## WHAT YOU HAVE TO DO
Using the listing below, report all lines holding the word "example".

···

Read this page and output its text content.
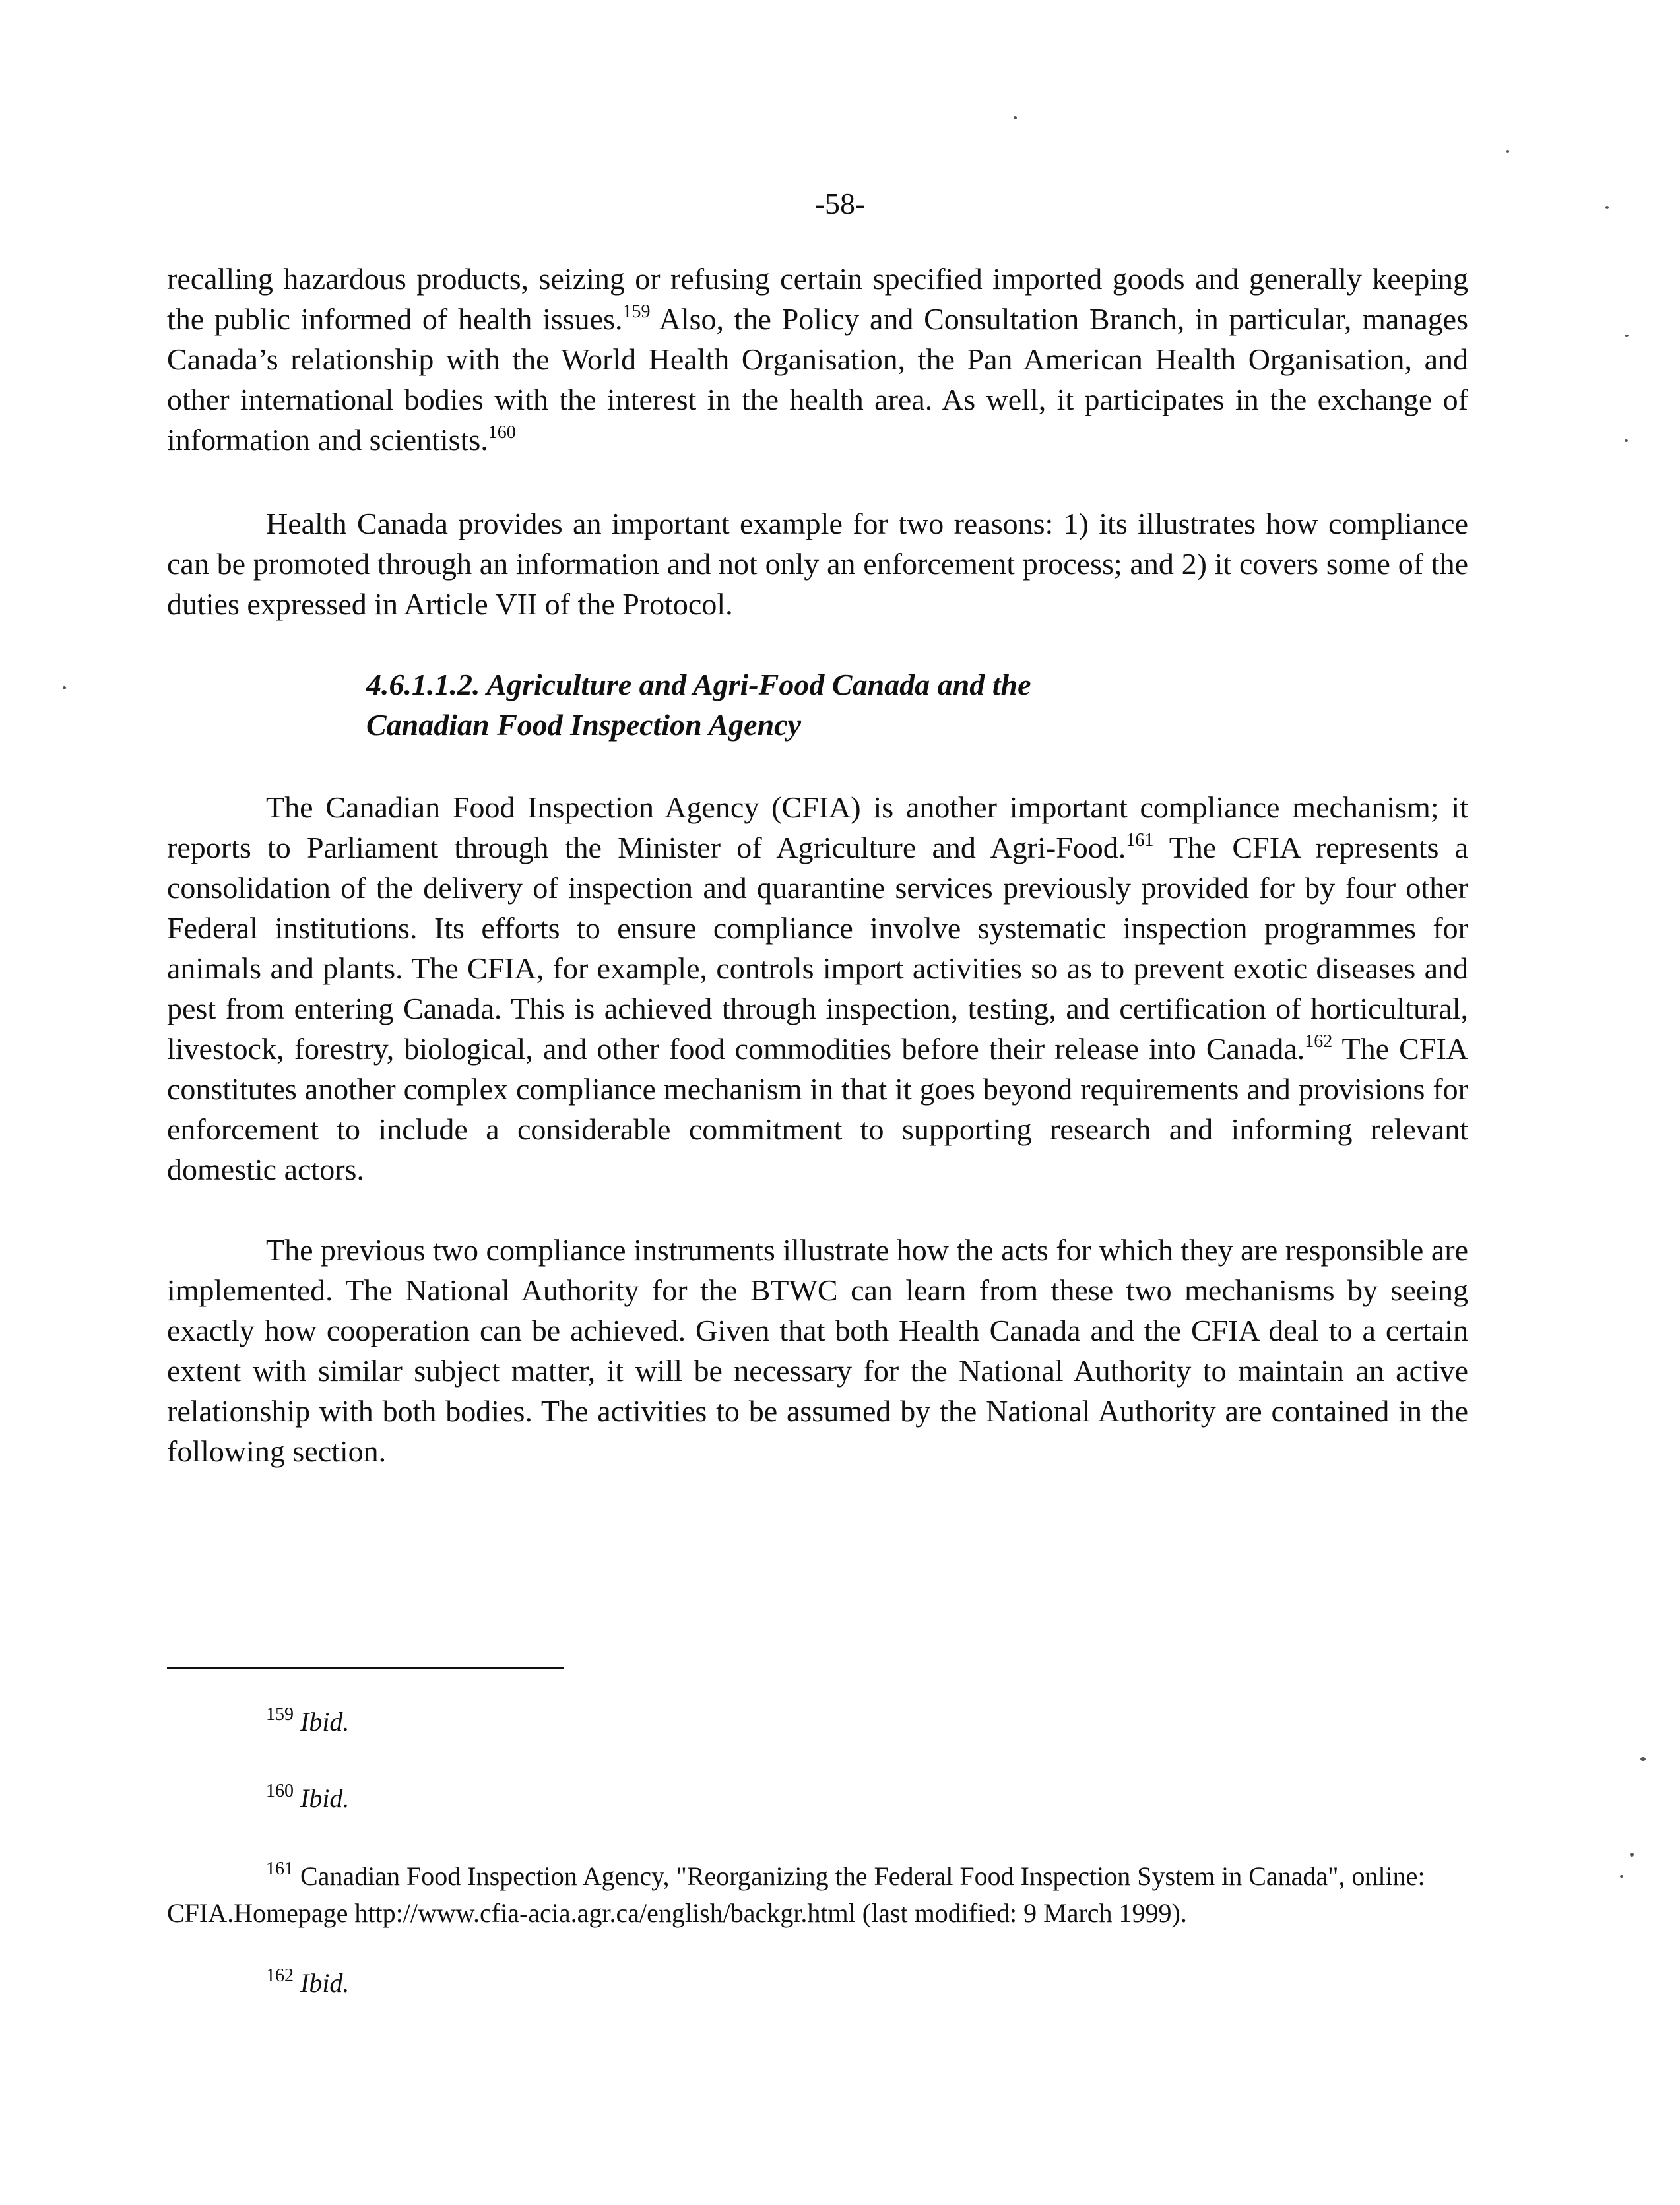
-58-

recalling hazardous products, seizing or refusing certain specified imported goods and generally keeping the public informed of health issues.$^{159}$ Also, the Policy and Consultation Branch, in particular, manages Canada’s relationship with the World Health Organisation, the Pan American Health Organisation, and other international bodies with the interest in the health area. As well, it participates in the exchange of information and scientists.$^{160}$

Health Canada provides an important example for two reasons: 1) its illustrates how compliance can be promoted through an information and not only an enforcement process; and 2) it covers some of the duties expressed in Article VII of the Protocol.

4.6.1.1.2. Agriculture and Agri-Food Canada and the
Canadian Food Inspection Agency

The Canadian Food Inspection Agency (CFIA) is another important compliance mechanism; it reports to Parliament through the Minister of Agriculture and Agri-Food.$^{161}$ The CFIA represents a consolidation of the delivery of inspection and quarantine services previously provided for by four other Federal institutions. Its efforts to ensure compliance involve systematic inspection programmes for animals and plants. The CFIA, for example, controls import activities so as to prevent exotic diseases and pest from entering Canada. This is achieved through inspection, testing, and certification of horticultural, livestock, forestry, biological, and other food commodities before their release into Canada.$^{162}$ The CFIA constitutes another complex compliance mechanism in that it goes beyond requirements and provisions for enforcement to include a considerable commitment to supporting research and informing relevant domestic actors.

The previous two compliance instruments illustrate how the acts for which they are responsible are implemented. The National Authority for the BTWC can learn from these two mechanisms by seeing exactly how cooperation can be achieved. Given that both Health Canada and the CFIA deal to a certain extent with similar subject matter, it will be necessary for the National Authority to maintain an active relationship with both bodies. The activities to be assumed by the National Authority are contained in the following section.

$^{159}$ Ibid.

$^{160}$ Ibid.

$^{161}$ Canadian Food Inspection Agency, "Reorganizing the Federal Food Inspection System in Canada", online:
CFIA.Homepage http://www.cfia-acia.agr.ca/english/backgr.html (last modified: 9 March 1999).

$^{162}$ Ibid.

···

## ANSWER TO THE EXERCISE
Health Canada provides an important example for two reasons: 1) its illustrates how compliance can be promoted through an information and not only an enforcement process; and 2) it covers some of the duties expressed in Article VII of the Protocol.
The Canadian Food Inspection Agency (CFIA) is another important compliance mechanism; it reports to Parliament through the Minister of Agriculture and Agri-Food.$^{161}$ The CFIA represents a consolidation of the delivery of inspection and quarantine services previously provided for by four other Federal institutions. Its efforts to ensure compliance involve systematic inspection programmes for animals and plants. The CFIA, for example, controls import activities so as to prevent exotic diseases and pest from entering Canada. This is achieved through inspection, testing, and certification of horticultural, livestock, forestry, biological, and other food commodities before their release into Canada.$^{162}$ The CFIA constitutes another complex compliance mechanism in that it goes beyond requirements and provisions for enforcement to include a considerable commitment to supporting research and informing relevant domestic actors.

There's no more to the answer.